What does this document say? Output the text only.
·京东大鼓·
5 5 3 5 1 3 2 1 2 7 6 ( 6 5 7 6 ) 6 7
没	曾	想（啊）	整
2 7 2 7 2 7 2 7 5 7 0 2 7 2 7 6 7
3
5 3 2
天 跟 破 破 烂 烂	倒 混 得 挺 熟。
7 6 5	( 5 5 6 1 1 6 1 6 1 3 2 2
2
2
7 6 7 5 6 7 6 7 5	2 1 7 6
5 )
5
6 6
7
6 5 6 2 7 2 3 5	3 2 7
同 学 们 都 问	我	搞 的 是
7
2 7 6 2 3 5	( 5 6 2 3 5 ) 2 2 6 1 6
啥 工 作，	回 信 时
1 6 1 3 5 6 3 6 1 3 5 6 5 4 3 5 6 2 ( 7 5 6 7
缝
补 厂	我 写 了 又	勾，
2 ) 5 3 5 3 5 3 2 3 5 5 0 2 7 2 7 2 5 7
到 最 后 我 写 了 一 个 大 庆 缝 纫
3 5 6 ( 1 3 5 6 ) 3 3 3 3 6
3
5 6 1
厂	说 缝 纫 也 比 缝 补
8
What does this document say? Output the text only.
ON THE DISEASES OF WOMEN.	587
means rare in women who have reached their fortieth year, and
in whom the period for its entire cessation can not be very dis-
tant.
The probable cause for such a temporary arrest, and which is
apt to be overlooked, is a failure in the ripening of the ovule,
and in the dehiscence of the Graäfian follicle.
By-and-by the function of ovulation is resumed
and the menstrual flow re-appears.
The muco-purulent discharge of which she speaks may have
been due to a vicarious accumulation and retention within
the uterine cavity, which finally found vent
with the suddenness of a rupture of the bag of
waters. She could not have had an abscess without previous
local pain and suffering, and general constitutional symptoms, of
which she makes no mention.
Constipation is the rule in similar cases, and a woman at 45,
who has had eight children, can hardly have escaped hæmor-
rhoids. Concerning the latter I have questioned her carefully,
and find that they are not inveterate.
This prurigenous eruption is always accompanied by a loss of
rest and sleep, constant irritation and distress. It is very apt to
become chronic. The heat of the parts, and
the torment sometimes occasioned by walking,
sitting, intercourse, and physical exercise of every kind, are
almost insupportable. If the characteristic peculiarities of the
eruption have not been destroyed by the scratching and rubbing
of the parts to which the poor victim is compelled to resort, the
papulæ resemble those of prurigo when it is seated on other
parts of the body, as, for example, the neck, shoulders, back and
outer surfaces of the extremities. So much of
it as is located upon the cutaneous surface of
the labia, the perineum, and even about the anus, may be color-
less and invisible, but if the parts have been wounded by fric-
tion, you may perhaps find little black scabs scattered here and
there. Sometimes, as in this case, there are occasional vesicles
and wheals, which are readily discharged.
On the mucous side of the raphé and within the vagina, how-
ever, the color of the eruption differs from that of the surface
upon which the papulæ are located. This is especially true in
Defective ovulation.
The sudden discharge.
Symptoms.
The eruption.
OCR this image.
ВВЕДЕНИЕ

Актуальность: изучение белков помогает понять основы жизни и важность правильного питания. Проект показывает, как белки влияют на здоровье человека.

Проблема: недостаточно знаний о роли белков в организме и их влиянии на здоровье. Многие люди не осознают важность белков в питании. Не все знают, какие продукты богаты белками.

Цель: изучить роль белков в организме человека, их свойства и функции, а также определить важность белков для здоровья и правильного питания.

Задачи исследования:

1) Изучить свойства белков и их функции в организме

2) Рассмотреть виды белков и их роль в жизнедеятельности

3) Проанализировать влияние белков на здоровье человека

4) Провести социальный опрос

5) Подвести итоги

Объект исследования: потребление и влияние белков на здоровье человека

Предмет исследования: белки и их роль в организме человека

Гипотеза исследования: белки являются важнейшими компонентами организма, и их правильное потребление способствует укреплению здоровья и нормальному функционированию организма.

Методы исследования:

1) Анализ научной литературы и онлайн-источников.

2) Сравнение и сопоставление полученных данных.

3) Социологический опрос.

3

+ + + +

Respond with nothing but the number of lines in the entries that contain the string "find".

→ **Exercise result**
2